## Begin EXTRACT

Even when I consider the disastrous Reshmi-gate episode, that list adds up to substantial progress in the right direction.  Democracy is a messy affair and coalition politics has particular challenges, so progress will be uneven, with some pauses along the way.  But progress we must.

The Prime Minister reportedly commented that there was no pressure from COP to replace Mary King with another of its members, so that the replacement would be chosen on merit.

I am very concerned at the fact that the CL Financial collapse has cast a literal shadow over our country.  Aside from the financial costs, there are significant areas of collateral damage which are now becoming visible.  I referred in an earlier article to one of the main externalities in this episode being the fact that many of the CL Financial chiefs are deeply embedded in our political parties.

Even now, with this new government – their honeymoon will end on the first anniversary, I think – we are witnessing acts which can make one wonder if the CL Financial disaster ever really happened.

The official Terms of Reference for the Colman Inquiry into this financial fiasco were published in the Trinidad and Tobago Gazette of 17th November 2010 – No. 144 in Volume 49.  Here is the first sentence in the second paragraph –

…And whereas the President on the advice of the Cabinet has deemed it advisable and for the public welfare that a Commissioner be appointed to enquire into the failure of CL Financial Limited, Colonial Life Insurance Company (Trinidad) Limited, CLICO Investment Bank Limited, British American Insurance Company (Trinidad) Limited, Caribbean Money Market Brokers Limited and the Hindu Credit Union Cooperative Society Limited with a  view to ascertaining why such events occurred…

robert mayers
Robert Mayers

Caribbean Money Market Brokers (CMMB)
The first example is Robert Mayers, former Managing Director of CMMB up until 7 December 2008 – see here.   Mayers is also a Deputy Political Leader of the Congress of the People (CoP), a leading element in the Peoples’ Partnership government.  CMMB collapsed along with some of the significant companies in the CL Financial group – the Terms of Reference for the Colman Commission refer.

On 20 November, there were reports that Robert Mayers had been offered a position as a Director of our Central Bank.  Mayers is reported to have declined that offer on the basis of a conflict of interest.  The burning question has to be ‘What kind of process could produce such a recommendation?

## End EXTRACT

*EXERCISES TO COMPLETE*.
• A. Answer these questions about the CL Financial piece:
(i) In which Gazette issue were the Terms of Reference for the Colman Inquiry published?
(ii) Until what date was Robert Mayers Managing Director of CMMB?
(iii) On what basis is Mayers reported to have declined the Central Bank offer?
• B. Copy the part of the CL Financial piece starting with "The first example" and going on through "Colman Commission refer.".
Answer from the text alone, without outside knowledge.

## Begin DATA SECTION

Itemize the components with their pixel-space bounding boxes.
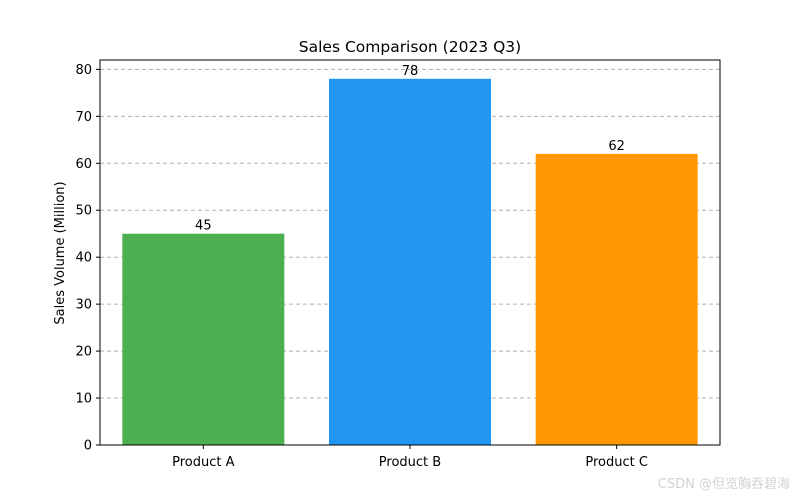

## End DATA SECTION

*EXPECTED ANSWERS*.
• A.
(i) The Trinidad and Tobago Gazette of 17th November 2010, No. 144 in Volume 49
(ii) 7 December 2008
(iii) A conflict of interest

• B.
The first example is Robert Mayers, former Managing Director of CMMB up until 7 December 2008 – see here.   Mayers is also a Deputy Political Leader of the Congress of the People (CoP), a leading element in the Peoples’ Partnership government.  CMMB collapsed along with some of the significant companies in the CL Financial group – the Terms of Reference for the Colman Commission refer.